• Aim
Report all lines from the entries below in which "JSON" appears.

• Dataset

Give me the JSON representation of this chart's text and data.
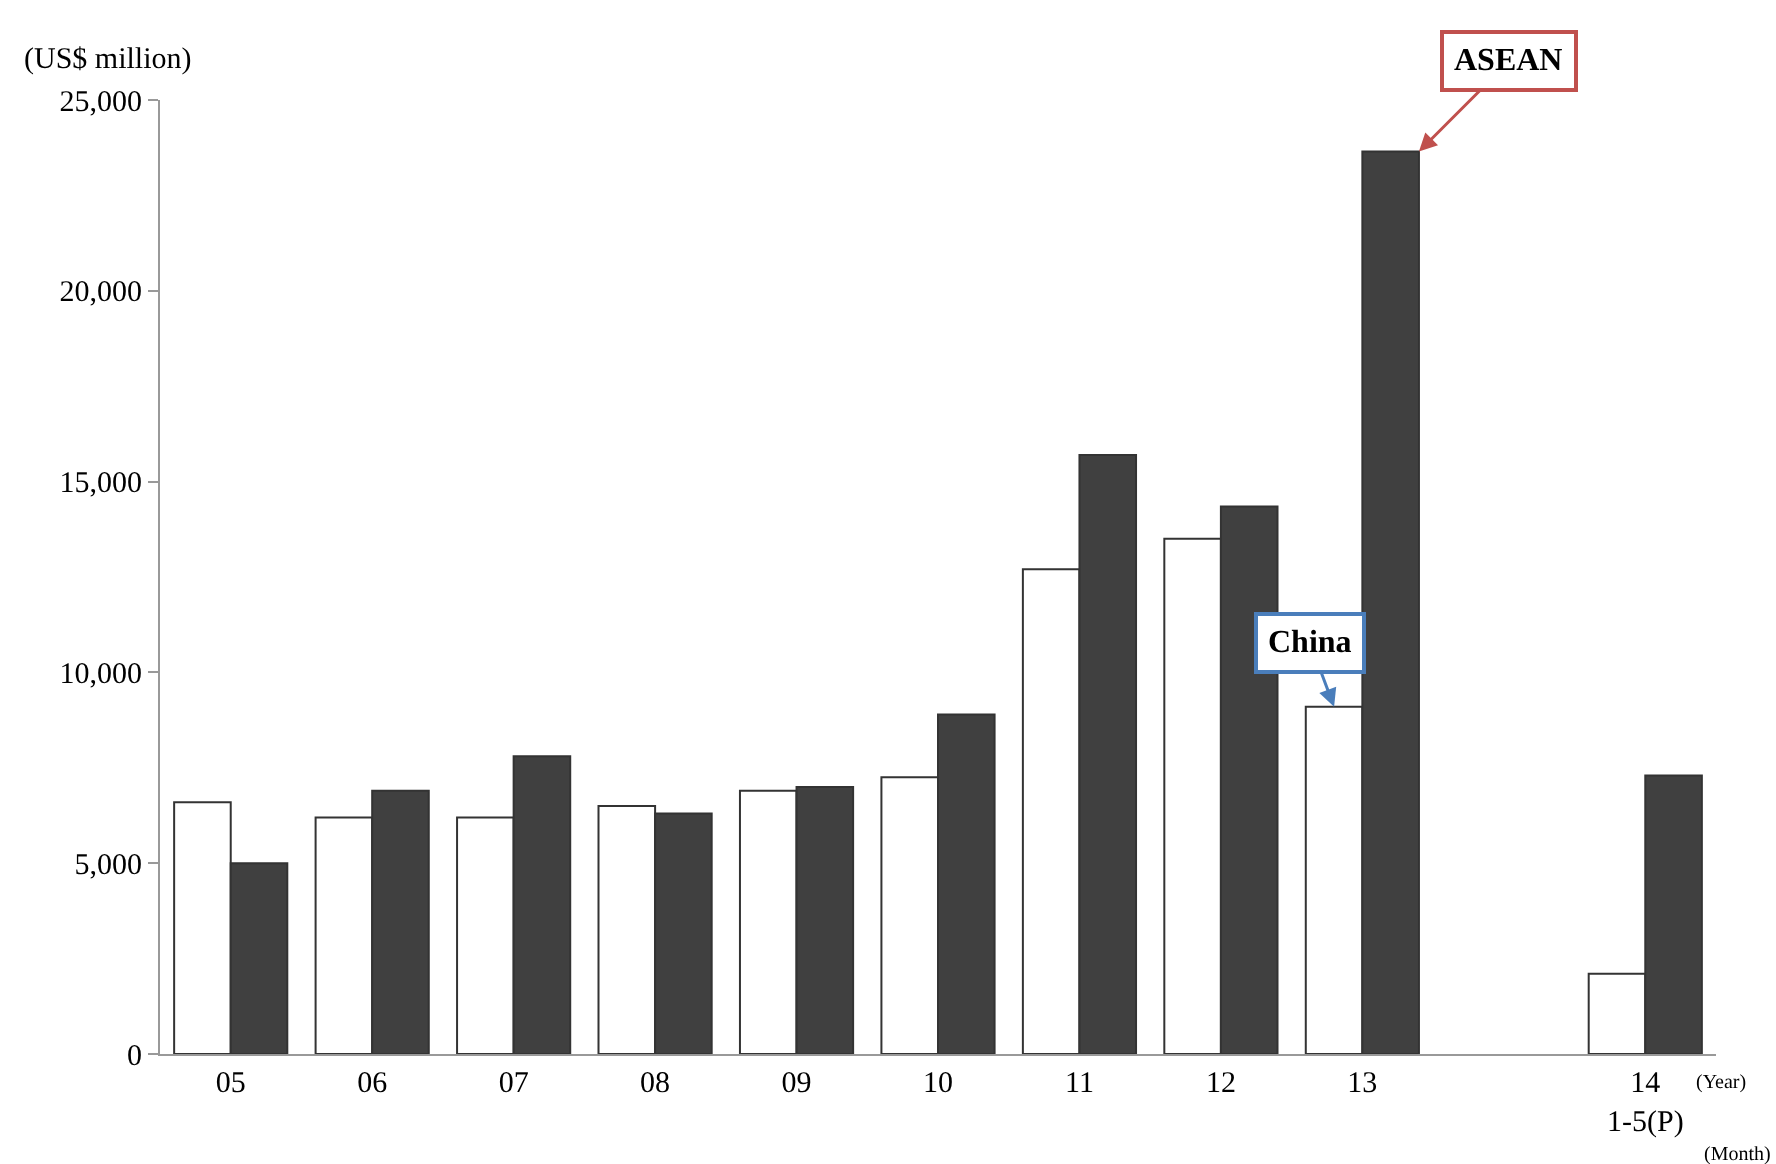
{
  "chart_data": {
    "type": "bar",
    "ylabel": "(US$ million)",
    "categories": [
      "05",
      "06",
      "07",
      "08",
      "09",
      "10",
      "11",
      "12",
      "13",
      null,
      "14\n1-5(P)"
    ],
    "series": [
      {
        "name": "China",
        "color": "#ffffff",
        "values": [
          6600,
          6200,
          6200,
          6500,
          6900,
          7250,
          12700,
          13500,
          9100,
          null,
          2100
        ]
      },
      {
        "name": "ASEAN",
        "color": "#404040",
        "values": [
          5000,
          6900,
          7800,
          6300,
          7000,
          8900,
          15700,
          14350,
          23650,
          null,
          7300
        ]
      }
    ],
    "ylim": [
      0,
      25000
    ],
    "yticks": [
      {
        "value": 0,
        "label": "0"
      },
      {
        "value": 5000,
        "label": "5,000"
      },
      {
        "value": 10000,
        "label": "10,000"
      },
      {
        "value": 15000,
        "label": "15,000"
      },
      {
        "value": 20000,
        "label": "20,000"
      },
      {
        "value": 25000,
        "label": "25,000"
      }
    ],
    "grid": false,
    "legend": false,
    "annotations": [
      "(Year)",
      "(Month)"
    ]
  }
}
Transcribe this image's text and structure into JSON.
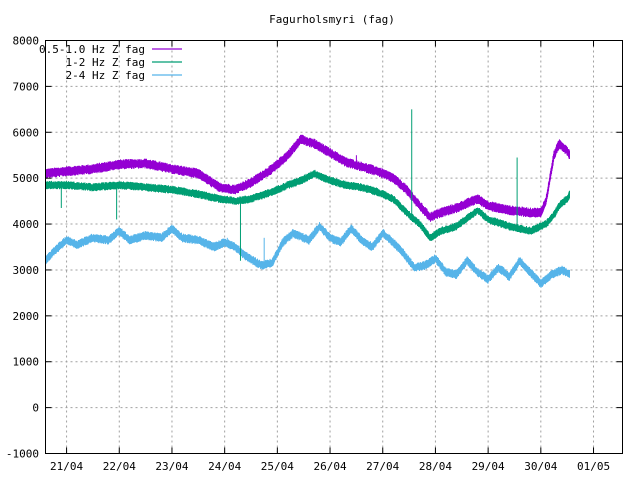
{
  "chart_data": {
    "type": "line",
    "title": "Fagurholsmyri (fag)",
    "xlabel": "",
    "ylabel": "",
    "ylim": [
      -1000,
      8000
    ],
    "yticks": [
      -1000,
      0,
      1000,
      2000,
      3000,
      4000,
      5000,
      6000,
      7000,
      8000
    ],
    "xlim_days": [
      20.6,
      31.55
    ],
    "xticks": [
      {
        "label": "21/04",
        "day": 21
      },
      {
        "label": "22/04",
        "day": 22
      },
      {
        "label": "23/04",
        "day": 23
      },
      {
        "label": "24/04",
        "day": 24
      },
      {
        "label": "25/04",
        "day": 25
      },
      {
        "label": "26/04",
        "day": 26
      },
      {
        "label": "27/04",
        "day": 27
      },
      {
        "label": "28/04",
        "day": 28
      },
      {
        "label": "29/04",
        "day": 29
      },
      {
        "label": "30/04",
        "day": 30
      },
      {
        "label": "01/05",
        "day": 31
      }
    ],
    "grid": true,
    "legend_position": "top-left",
    "series": [
      {
        "name": "0.5-1.0 Hz Z fag",
        "color": "#9400d3",
        "noise": 110,
        "points": [
          [
            20.6,
            5100
          ],
          [
            21.0,
            5150
          ],
          [
            21.5,
            5200
          ],
          [
            22.0,
            5300
          ],
          [
            22.5,
            5320
          ],
          [
            23.0,
            5200
          ],
          [
            23.5,
            5100
          ],
          [
            23.9,
            4800
          ],
          [
            24.2,
            4750
          ],
          [
            24.5,
            4900
          ],
          [
            24.9,
            5200
          ],
          [
            25.2,
            5500
          ],
          [
            25.45,
            5850
          ],
          [
            25.7,
            5750
          ],
          [
            26.0,
            5550
          ],
          [
            26.3,
            5350
          ],
          [
            26.6,
            5250
          ],
          [
            26.9,
            5150
          ],
          [
            27.2,
            5000
          ],
          [
            27.45,
            4750
          ],
          [
            27.7,
            4400
          ],
          [
            27.9,
            4150
          ],
          [
            28.1,
            4250
          ],
          [
            28.4,
            4350
          ],
          [
            28.8,
            4550
          ],
          [
            29.0,
            4400
          ],
          [
            29.4,
            4300
          ],
          [
            29.8,
            4250
          ],
          [
            30.0,
            4250
          ],
          [
            30.1,
            4500
          ],
          [
            30.25,
            5500
          ],
          [
            30.35,
            5750
          ],
          [
            30.5,
            5600
          ],
          [
            30.55,
            5500
          ]
        ]
      },
      {
        "name": "1-2 Hz Z fag",
        "color": "#009e73",
        "noise": 90,
        "points": [
          [
            20.6,
            4850
          ],
          [
            21.0,
            4850
          ],
          [
            21.5,
            4800
          ],
          [
            22.0,
            4850
          ],
          [
            22.5,
            4800
          ],
          [
            23.0,
            4750
          ],
          [
            23.5,
            4650
          ],
          [
            23.9,
            4550
          ],
          [
            24.2,
            4500
          ],
          [
            24.5,
            4550
          ],
          [
            24.9,
            4700
          ],
          [
            25.2,
            4850
          ],
          [
            25.45,
            4950
          ],
          [
            25.7,
            5100
          ],
          [
            26.0,
            4950
          ],
          [
            26.3,
            4850
          ],
          [
            26.6,
            4800
          ],
          [
            26.9,
            4700
          ],
          [
            27.2,
            4550
          ],
          [
            27.45,
            4250
          ],
          [
            27.7,
            4000
          ],
          [
            27.9,
            3700
          ],
          [
            28.1,
            3850
          ],
          [
            28.4,
            3950
          ],
          [
            28.8,
            4300
          ],
          [
            29.0,
            4100
          ],
          [
            29.4,
            3950
          ],
          [
            29.8,
            3850
          ],
          [
            30.0,
            3950
          ],
          [
            30.1,
            4000
          ],
          [
            30.25,
            4200
          ],
          [
            30.35,
            4400
          ],
          [
            30.5,
            4550
          ],
          [
            30.55,
            4650
          ]
        ]
      },
      {
        "name": "2-4 Hz Z fag",
        "color": "#56b4e9",
        "noise": 100,
        "points": [
          [
            20.6,
            3200
          ],
          [
            20.8,
            3450
          ],
          [
            21.0,
            3650
          ],
          [
            21.2,
            3550
          ],
          [
            21.5,
            3700
          ],
          [
            21.8,
            3650
          ],
          [
            22.0,
            3850
          ],
          [
            22.2,
            3650
          ],
          [
            22.5,
            3750
          ],
          [
            22.8,
            3700
          ],
          [
            23.0,
            3900
          ],
          [
            23.2,
            3700
          ],
          [
            23.5,
            3650
          ],
          [
            23.8,
            3500
          ],
          [
            24.0,
            3600
          ],
          [
            24.2,
            3500
          ],
          [
            24.4,
            3300
          ],
          [
            24.7,
            3100
          ],
          [
            24.9,
            3150
          ],
          [
            25.1,
            3600
          ],
          [
            25.3,
            3800
          ],
          [
            25.6,
            3650
          ],
          [
            25.8,
            3950
          ],
          [
            26.0,
            3700
          ],
          [
            26.2,
            3600
          ],
          [
            26.4,
            3900
          ],
          [
            26.6,
            3650
          ],
          [
            26.8,
            3500
          ],
          [
            27.0,
            3800
          ],
          [
            27.2,
            3600
          ],
          [
            27.4,
            3350
          ],
          [
            27.6,
            3050
          ],
          [
            27.8,
            3100
          ],
          [
            28.0,
            3250
          ],
          [
            28.2,
            2950
          ],
          [
            28.4,
            2900
          ],
          [
            28.6,
            3200
          ],
          [
            28.8,
            2950
          ],
          [
            29.0,
            2800
          ],
          [
            29.2,
            3050
          ],
          [
            29.4,
            2850
          ],
          [
            29.6,
            3200
          ],
          [
            29.8,
            2950
          ],
          [
            30.0,
            2700
          ],
          [
            30.2,
            2900
          ],
          [
            30.4,
            3000
          ],
          [
            30.55,
            2900
          ]
        ]
      }
    ],
    "spikes": [
      {
        "series": 1,
        "day": 27.55,
        "value": 6500
      },
      {
        "series": 1,
        "day": 29.55,
        "value": 5450
      },
      {
        "series": 1,
        "day": 24.3,
        "value": 3200
      },
      {
        "series": 1,
        "day": 21.95,
        "value": 4100
      },
      {
        "series": 1,
        "day": 20.9,
        "value": 4350
      },
      {
        "series": 0,
        "day": 23.9,
        "value": 4750
      },
      {
        "series": 0,
        "day": 26.5,
        "value": 5500
      },
      {
        "series": 2,
        "day": 24.05,
        "value": 3700
      },
      {
        "series": 2,
        "day": 24.75,
        "value": 3700
      }
    ]
  }
}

• Solution to this exercise
Give me the JSON representation of this chart's text and data.
Transcribe this image's text and structure into JSON.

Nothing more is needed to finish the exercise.